The records that follow are to be repeated exactly, with the pictures removed.

» Task data
--*--
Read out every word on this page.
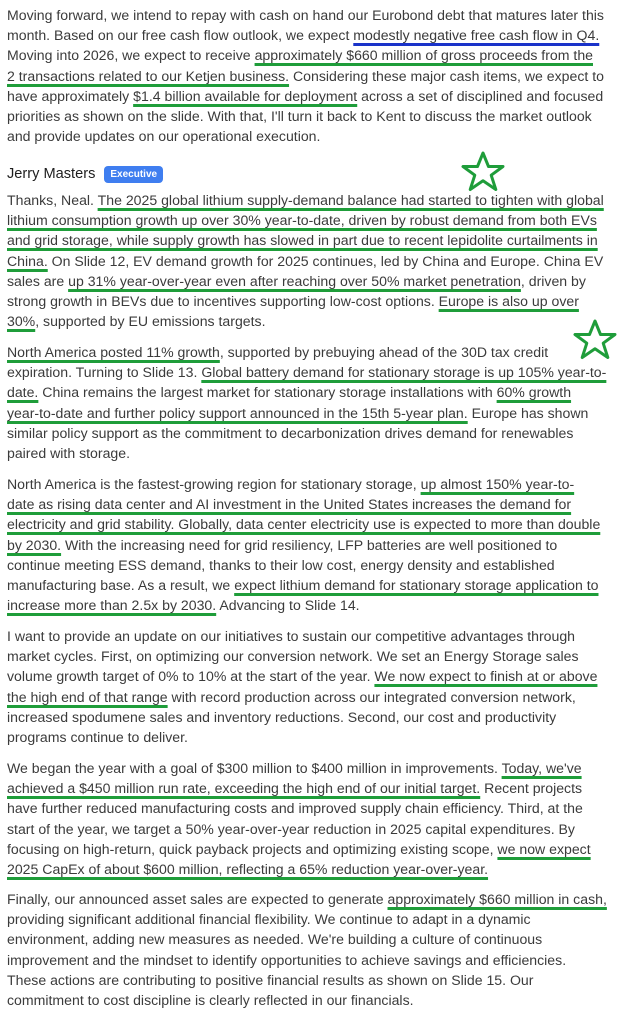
Moving forward, we intend to repay with cash on hand our Eurobond debt that matures later this
month. Based on our free cash flow outlook, we expect modestly negative free cash flow in Q4.
Moving into 2026, we expect to receive approximately $660 million of gross proceeds from the
2 transactions related to our Ketjen business. Considering these major cash items, we expect to
have approximately $1.4 billion available for deployment across a set of disciplined and focused
priorities as shown on the slide. With that, I'll turn it back to Kent to discuss the market outlook
and provide updates on our operational execution.

Jerry Masters	Executive

Thanks, Neal. The 2025 global lithium supply-demand balance had started to tighten with global
lithium consumption growth up over 30% year-to-date, driven by robust demand from both EVs
and grid storage, while supply growth has slowed in part due to recent lepidolite curtailments in
China. On Slide 12, EV demand growth for 2025 continues, led by China and Europe. China EV
sales are up 31% year-over-year even after reaching over 50% market penetration, driven by
strong growth in BEVs due to incentives supporting low-cost options. Europe is also up over
30%, supported by EU emissions targets.

North America posted 11% growth, supported by prebuying ahead of the 30D tax credit
expiration. Turning to Slide 13. Global battery demand for stationary storage is up 105% year-to-
date. China remains the largest market for stationary storage installations with 60% growth
year-to-date and further policy support announced in the 15th 5-year plan. Europe has shown
similar policy support as the commitment to decarbonization drives demand for renewables
paired with storage.

North America is the fastest-growing region for stationary storage, up almost 150% year-to-
date as rising data center and AI investment in the United States increases the demand for
electricity and grid stability. Globally, data center electricity use is expected to more than double
by 2030. With the increasing need for grid resiliency, LFP batteries are well positioned to
continue meeting ESS demand, thanks to their low cost, energy density and established
manufacturing base. As a result, we expect lithium demand for stationary storage application to
increase more than 2.5x by 2030. Advancing to Slide 14.

I want to provide an update on our initiatives to sustain our competitive advantages through
market cycles. First, on optimizing our conversion network. We set an Energy Storage sales
volume growth target of 0% to 10% at the start of the year. We now expect to finish at or above
the high end of that range with record production across our integrated conversion network,
increased spodumene sales and inventory reductions. Second, our cost and productivity
programs continue to deliver.

We began the year with a goal of $300 million to $400 million in improvements. Today, we've
achieved a $450 million run rate, exceeding the high end of our initial target. Recent projects
have further reduced manufacturing costs and improved supply chain efficiency. Third, at the
start of the year, we target a 50% year-over-year reduction in 2025 capital expenditures. By
focusing on high-return, quick payback projects and optimizing existing scope, we now expect
2025 CapEx of about $600 million, reflecting a 65% reduction year-over-year.

Finally, our announced asset sales are expected to generate approximately $660 million in cash,
providing significant additional financial flexibility. We continue to adapt in a dynamic
environment, adding new measures as needed. We're building a culture of continuous
improvement and the mindset to identify opportunities to achieve savings and efficiencies.
These actions are contributing to positive financial results as shown on Slide 15. Our
commitment to cost discipline is clearly reflected in our financials.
--*--
» Result
Read out every word on this page.
Moving forward, we intend to repay with cash on hand our Eurobond debt that matures later this
month. Based on our free cash flow outlook, we expect modestly negative free cash flow in Q4.
Moving into 2026, we expect to receive approximately $660 million of gross proceeds from the
2 transactions related to our Ketjen business. Considering these major cash items, we expect to
have approximately $1.4 billion available for deployment across a set of disciplined and focused
priorities as shown on the slide. With that, I'll turn it back to Kent to discuss the market outlook
and provide updates on our operational execution.

Jerry Masters	Executive

Thanks, Neal. The 2025 global lithium supply-demand balance had started to tighten with global
lithium consumption growth up over 30% year-to-date, driven by robust demand from both EVs
and grid storage, while supply growth has slowed in part due to recent lepidolite curtailments in
China. On Slide 12, EV demand growth for 2025 continues, led by China and Europe. China EV
sales are up 31% year-over-year even after reaching over 50% market penetration, driven by
strong growth in BEVs due to incentives supporting low-cost options. Europe is also up over
30%, supported by EU emissions targets.

North America posted 11% growth, supported by prebuying ahead of the 30D tax credit
expiration. Turning to Slide 13. Global battery demand for stationary storage is up 105% year-to-
date. China remains the largest market for stationary storage installations with 60% growth
year-to-date and further policy support announced in the 15th 5-year plan. Europe has shown
similar policy support as the commitment to decarbonization drives demand for renewables
paired with storage.

North America is the fastest-growing region for stationary storage, up almost 150% year-to-
date as rising data center and AI investment in the United States increases the demand for
electricity and grid stability. Globally, data center electricity use is expected to more than double
by 2030. With the increasing need for grid resiliency, LFP batteries are well positioned to
continue meeting ESS demand, thanks to their low cost, energy density and established
manufacturing base. As a result, we expect lithium demand for stationary storage application to
increase more than 2.5x by 2030. Advancing to Slide 14.

I want to provide an update on our initiatives to sustain our competitive advantages through
market cycles. First, on optimizing our conversion network. We set an Energy Storage sales
volume growth target of 0% to 10% at the start of the year. We now expect to finish at or above
the high end of that range with record production across our integrated conversion network,
increased spodumene sales and inventory reductions. Second, our cost and productivity
programs continue to deliver.

We began the year with a goal of $300 million to $400 million in improvements. Today, we've
achieved a $450 million run rate, exceeding the high end of our initial target. Recent projects
have further reduced manufacturing costs and improved supply chain efficiency. Third, at the
start of the year, we target a 50% year-over-year reduction in 2025 capital expenditures. By
focusing on high-return, quick payback projects and optimizing existing scope, we now expect
2025 CapEx of about $600 million, reflecting a 65% reduction year-over-year.

Finally, our announced asset sales are expected to generate approximately $660 million in cash,
providing significant additional financial flexibility. We continue to adapt in a dynamic
environment, adding new measures as needed. We're building a culture of continuous
improvement and the mindset to identify opportunities to achieve savings and efficiencies.
These actions are contributing to positive financial results as shown on Slide 15. Our
commitment to cost discipline is clearly reflected in our financials.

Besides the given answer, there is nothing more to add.